### OBJECTIVE
Set down the material below word for word, excluding the pictures.
____________________
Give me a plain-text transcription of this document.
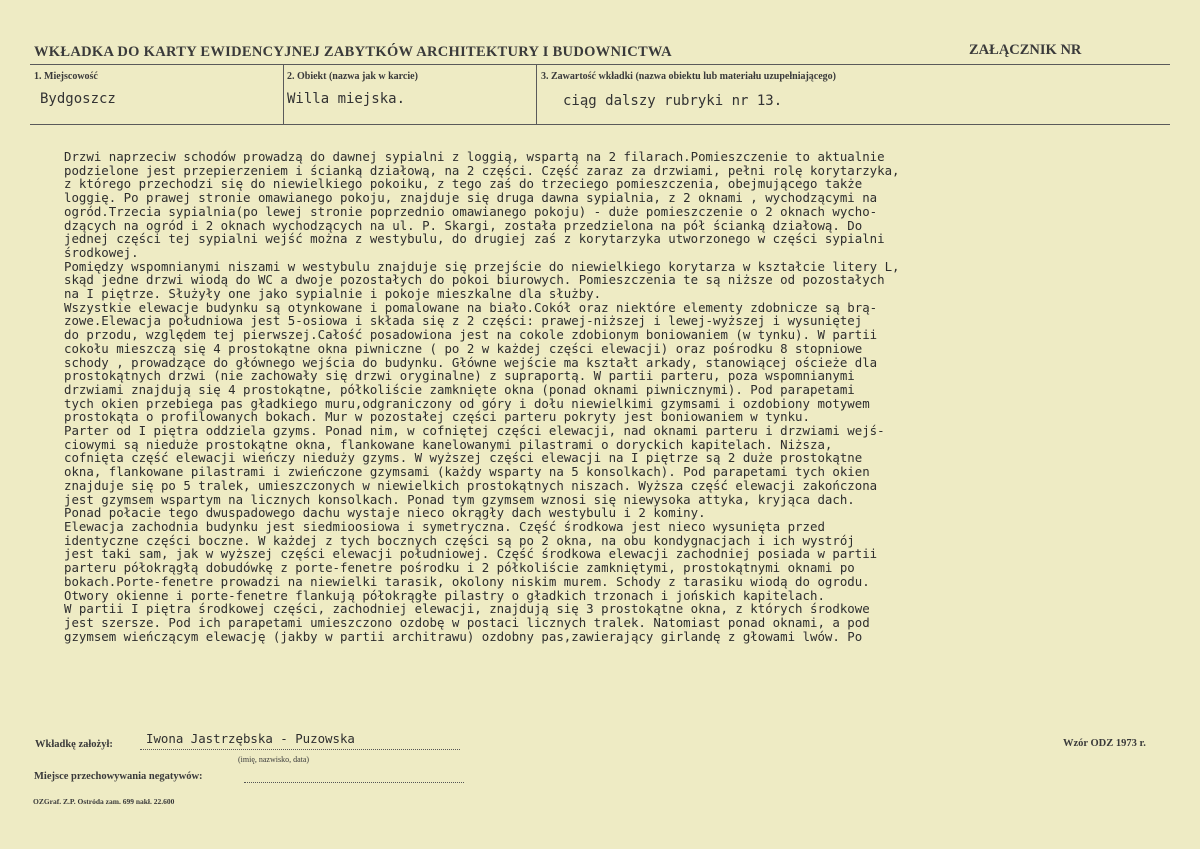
WKŁADKA DO KARTY EWIDENCYJNEJ ZABYTKÓW ARCHITEKTURY I BUDOWNICTWA	ZAŁĄCZNIK NR
1. Miejscowość
Bydgoszcz
2. Obiekt (nazwa jak w karcie)
Willa miejska.
3. Zawartość wkładki (nazwa obiektu lub materiału uzupełniającego)
ciąg dalszy rubryki nr 13.

Drzwi naprzeciw schodów prowadzą do dawnej sypialni z loggią, wspartą na 2 filarach.Pomieszczenie to aktualnie

podzielone jest przepierzeniem i ścianką działową, na 2 części. Część zaraz za drzwiami, pełni rolę korytarzyka,

z którego przechodzi się do niewielkiego pokoiku, z tego zaś do trzeciego pomieszczenia, obejmującego także

loggię. Po prawej stronie omawianego pokoju, znajduje się druga dawna sypialnia, z 2 oknami , wychodzącymi na

ogród.Trzecia sypialnia(po lewej stronie poprzednio omawianego pokoju) - duże pomieszczenie o 2 oknach wycho-

dzących na ogród i 2 oknach wychodzących na ul. P. Skargi, została przedzielona na pół ścianką działową. Do

jednej części tej sypialni wejść można z westybulu, do drugiej zaś z korytarzyka utworzonego w części sypialni

środkowej.

Pomiędzy wspomnianymi niszami w westybulu znajduje się przejście do niewielkiego korytarza w kształcie litery L,

skąd jedne drzwi wiodą do WC a dwoje pozostałych do pokoi biurowych. Pomieszczenia te są niższe od pozostałych

na I piętrze. Służyły one jako sypialnie i pokoje mieszkalne dla służby.

Wszystkie elewacje budynku są otynkowane i pomalowane na biało.Cokół oraz niektóre elementy zdobnicze są brą-

zowe.Elewacja południowa jest 5-osiowa i składa się z 2 części: prawej-niższej i lewej-wyższej i wysuniętej

do przodu, względem tej pierwszej.Całość posadowiona jest na cokole zdobionym boniowaniem (w tynku). W partii

cokołu mieszczą się 4 prostokątne okna piwniczne ( po 2 w każdej części elewacji) oraz pośrodku 8 stopniowe

schody , prowadzące do głównego wejścia do budynku. Główne wejście ma kształt arkady, stanowiącej ościeże dla

prostokątnych drzwi (nie zachowały się drzwi oryginalne) z supraportą. W partii parteru, poza wspomnianymi

drzwiami znajdują się 4 prostokątne, półkoliście zamknięte okna (ponad oknami piwnicznymi). Pod parapetami

tych okien przebiega pas gładkiego muru,odgraniczony od góry i dołu niewielkimi gzymsami i ozdobiony motywem

prostokąta o profilowanych bokach. Mur w pozostałej części parteru pokryty jest boniowaniem w tynku.

Parter od I piętra oddziela gzyms. Ponad nim, w cofniętej części elewacji, nad oknami parteru i drzwiami wejś-

ciowymi są nieduże prostokątne okna, flankowane kanelowanymi pilastrami o doryckich kapitelach. Niższa,

cofnięta część elewacji wieńczy nieduży gzyms. W wyższej części elewacji na I piętrze są 2 duże prostokątne

okna, flankowane pilastrami i zwieńczone gzymsami (każdy wsparty na 5 konsolkach). Pod parapetami tych okien

znajduje się po 5 tralek, umieszczonych w niewielkich prostokątnych niszach. Wyższa część elewacji zakończona

jest gzymsem wspartym na licznych konsolkach. Ponad tym gzymsem wznosi się niewysoka attyka, kryjąca dach.

Ponad połacie tego dwuspadowego dachu wystaje nieco okrągły dach westybulu i 2 kominy.

Elewacja zachodnia budynku jest siedmioosiowa i symetryczna. Część środkowa jest nieco wysunięta przed

identyczne części boczne. W każdej z tych bocznych części są po 2 okna, na obu kondygnacjach i ich wystrój

jest taki sam, jak w wyższej części elewacji południowej. Część środkowa elewacji zachodniej posiada w partii

parteru półokrągłą dobudówkę z porte-fenetre pośrodku i 2 półkoliście zamkniętymi, prostokątnymi oknami po

bokach.Porte-fenetre prowadzi na niewielki tarasik, okolony niskim murem. Schody z tarasiku wiodą do ogrodu.

Otwory okienne i porte-fenetre flankują półokrągłe pilastry o gładkich trzonach i jońskich kapitelach.

W partii I piętra środkowej części, zachodniej elewacji, znajdują się 3 prostokątne okna, z których środkowe

jest szersze. Pod ich parapetami umieszczono ozdobę w postaci licznych tralek. Natomiast ponad oknami, a pod

gzymsem wieńczącym elewację (jakby w partii architrawu) ozdobny pas,zawierający girlandę z głowami lwów. Po

Wkładkę założył:	Iwona Jastrzębska - Puzowska
(imię, nazwisko, data)
Wzór ODZ 1973 r.
Miejsce przechowywania negatywów:
OZGraf. Z.P. Ostróda zam. 699 nakł. 22.600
____________________
### WRITTEN RESPONSE
Give me a plain-text transcription of this document.
WKŁADKA DO KARTY EWIDENCYJNEJ ZABYTKÓW ARCHITEKTURY I BUDOWNICTWA	ZAŁĄCZNIK NR
1. Miejscowość
Bydgoszcz
2. Obiekt (nazwa jak w karcie)
Willa miejska.
3. Zawartość wkładki (nazwa obiektu lub materiału uzupełniającego)
ciąg dalszy rubryki nr 13.

Drzwi naprzeciw schodów prowadzą do dawnej sypialni z loggią, wspartą na 2 filarach.Pomieszczenie to aktualnie

podzielone jest przepierzeniem i ścianką działową, na 2 części. Część zaraz za drzwiami, pełni rolę korytarzyka,

z którego przechodzi się do niewielkiego pokoiku, z tego zaś do trzeciego pomieszczenia, obejmującego także

loggię. Po prawej stronie omawianego pokoju, znajduje się druga dawna sypialnia, z 2 oknami , wychodzącymi na

ogród.Trzecia sypialnia(po lewej stronie poprzednio omawianego pokoju) - duże pomieszczenie o 2 oknach wycho-

dzących na ogród i 2 oknach wychodzących na ul. P. Skargi, została przedzielona na pół ścianką działową. Do

jednej części tej sypialni wejść można z westybulu, do drugiej zaś z korytarzyka utworzonego w części sypialni

środkowej.

Pomiędzy wspomnianymi niszami w westybulu znajduje się przejście do niewielkiego korytarza w kształcie litery L,

skąd jedne drzwi wiodą do WC a dwoje pozostałych do pokoi biurowych. Pomieszczenia te są niższe od pozostałych

na I piętrze. Służyły one jako sypialnie i pokoje mieszkalne dla służby.

Wszystkie elewacje budynku są otynkowane i pomalowane na biało.Cokół oraz niektóre elementy zdobnicze są brą-

zowe.Elewacja południowa jest 5-osiowa i składa się z 2 części: prawej-niższej i lewej-wyższej i wysuniętej

do przodu, względem tej pierwszej.Całość posadowiona jest na cokole zdobionym boniowaniem (w tynku). W partii

cokołu mieszczą się 4 prostokątne okna piwniczne ( po 2 w każdej części elewacji) oraz pośrodku 8 stopniowe

schody , prowadzące do głównego wejścia do budynku. Główne wejście ma kształt arkady, stanowiącej ościeże dla

prostokątnych drzwi (nie zachowały się drzwi oryginalne) z supraportą. W partii parteru, poza wspomnianymi

drzwiami znajdują się 4 prostokątne, półkoliście zamknięte okna (ponad oknami piwnicznymi). Pod parapetami

tych okien przebiega pas gładkiego muru,odgraniczony od góry i dołu niewielkimi gzymsami i ozdobiony motywem

prostokąta o profilowanych bokach. Mur w pozostałej części parteru pokryty jest boniowaniem w tynku.

Parter od I piętra oddziela gzyms. Ponad nim, w cofniętej części elewacji, nad oknami parteru i drzwiami wejś-

ciowymi są nieduże prostokątne okna, flankowane kanelowanymi pilastrami o doryckich kapitelach. Niższa,

cofnięta część elewacji wieńczy nieduży gzyms. W wyższej części elewacji na I piętrze są 2 duże prostokątne

okna, flankowane pilastrami i zwieńczone gzymsami (każdy wsparty na 5 konsolkach). Pod parapetami tych okien

znajduje się po 5 tralek, umieszczonych w niewielkich prostokątnych niszach. Wyższa część elewacji zakończona

jest gzymsem wspartym na licznych konsolkach. Ponad tym gzymsem wznosi się niewysoka attyka, kryjąca dach.

Ponad połacie tego dwuspadowego dachu wystaje nieco okrągły dach westybulu i 2 kominy.

Elewacja zachodnia budynku jest siedmioosiowa i symetryczna. Część środkowa jest nieco wysunięta przed

identyczne części boczne. W każdej z tych bocznych części są po 2 okna, na obu kondygnacjach i ich wystrój

jest taki sam, jak w wyższej części elewacji południowej. Część środkowa elewacji zachodniej posiada w partii

parteru półokrągłą dobudówkę z porte-fenetre pośrodku i 2 półkoliście zamkniętymi, prostokątnymi oknami po

bokach.Porte-fenetre prowadzi na niewielki tarasik, okolony niskim murem. Schody z tarasiku wiodą do ogrodu.

Otwory okienne i porte-fenetre flankują półokrągłe pilastry o gładkich trzonach i jońskich kapitelach.

W partii I piętra środkowej części, zachodniej elewacji, znajdują się 3 prostokątne okna, z których środkowe

jest szersze. Pod ich parapetami umieszczono ozdobę w postaci licznych tralek. Natomiast ponad oknami, a pod

gzymsem wieńczącym elewację (jakby w partii architrawu) ozdobny pas,zawierający girlandę z głowami lwów. Po

Wkładkę założył:	Iwona Jastrzębska - Puzowska
(imię, nazwisko, data)
Wzór ODZ 1973 r.
Miejsce przechowywania negatywów:
OZGraf. Z.P. Ostróda zam. 699 nakł. 22.600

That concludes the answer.